### Exercise aim
Repeat the records word for word, excluding any picture.

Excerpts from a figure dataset
--- Begin ---
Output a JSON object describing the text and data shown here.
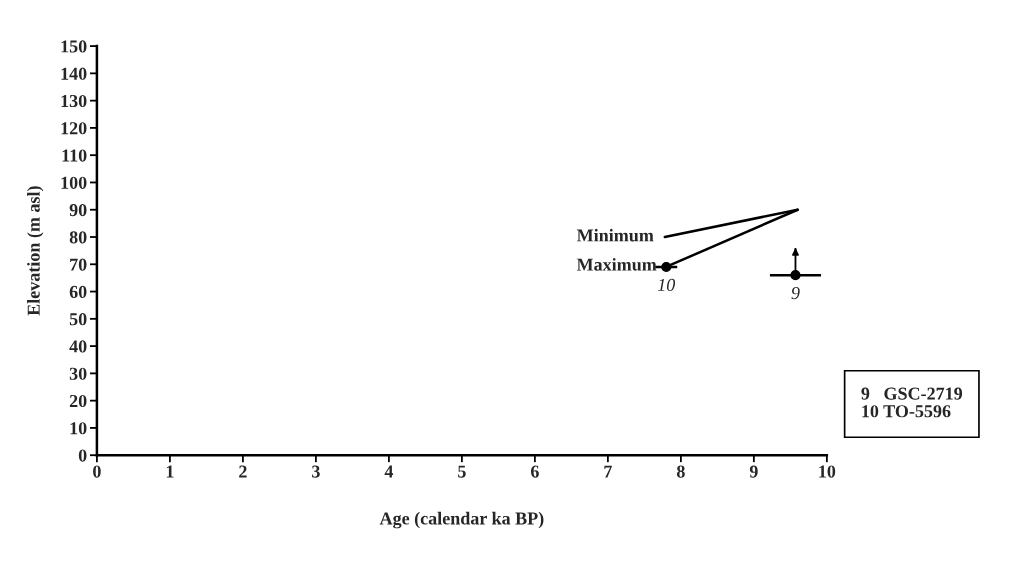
{
  "chart_data": {
    "type": "line",
    "xlabel": "Age (calendar ka BP)",
    "ylabel": "Elevation (m asl)",
    "xlim": [
      0,
      10
    ],
    "xticks": [
      0,
      1,
      2,
      3,
      4,
      5,
      6,
      7,
      8,
      9,
      10
    ],
    "ylim": [
      0,
      150
    ],
    "yticks": [
      0,
      10,
      20,
      30,
      40,
      50,
      60,
      70,
      80,
      90,
      100,
      110,
      120,
      130,
      140,
      150
    ],
    "grid": false,
    "legend": false,
    "marker": "none",
    "line_style": "solid",
    "series": [
      {
        "name": "Minimum",
        "color": "#000000",
        "x": [
          7.78,
          9.6
        ],
        "values": [
          80,
          90
        ]
      },
      {
        "name": "Maximum",
        "color": "#000000",
        "x": [
          7.82,
          9.6
        ],
        "values": [
          69.3,
          90
        ]
      },
      {
        "type": "scatter",
        "color": "#000000",
        "marker": "circle",
        "x": [
          7.8,
          9.57
        ],
        "values": [
          69,
          66
        ],
        "xerrors": [
          0.15,
          0.35
        ],
        "errors": [
          null,
          [
            66,
            76
          ]
        ]
      }
    ],
    "annotations": [
      {
        "text": "10",
        "x": 7.8,
        "y": 69
      },
      {
        "text": "9",
        "x": 9.57,
        "y": 66
      },
      "9   GSC-2719",
      "10 TO-5596"
    ]
  }
}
--- End ---
### Response for this exercise
Output a JSON object describing the text and data shown here.
{
  "chart_data": {
    "type": "line",
    "xlabel": "Age (calendar ka BP)",
    "ylabel": "Elevation (m asl)",
    "xlim": [
      0,
      10
    ],
    "xticks": [
      0,
      1,
      2,
      3,
      4,
      5,
      6,
      7,
      8,
      9,
      10
    ],
    "ylim": [
      0,
      150
    ],
    "yticks": [
      0,
      10,
      20,
      30,
      40,
      50,
      60,
      70,
      80,
      90,
      100,
      110,
      120,
      130,
      140,
      150
    ],
    "grid": false,
    "legend": false,
    "marker": "none",
    "line_style": "solid",
    "series": [
      {
        "name": "Minimum",
        "color": "#000000",
        "x": [
          7.78,
          9.6
        ],
        "values": [
          80,
          90
        ]
      },
      {
        "name": "Maximum",
        "color": "#000000",
        "x": [
          7.82,
          9.6
        ],
        "values": [
          69.3,
          90
        ]
      },
      {
        "type": "scatter",
        "color": "#000000",
        "marker": "circle",
        "x": [
          7.8,
          9.57
        ],
        "values": [
          69,
          66
        ],
        "xerrors": [
          0.15,
          0.35
        ],
        "errors": [
          null,
          [
            66,
            76
          ]
        ]
      }
    ],
    "annotations": [
      {
        "text": "10",
        "x": 7.8,
        "y": 69
      },
      {
        "text": "9",
        "x": 9.57,
        "y": 66
      },
      "9   GSC-2719",
      "10 TO-5596"
    ]
  }
}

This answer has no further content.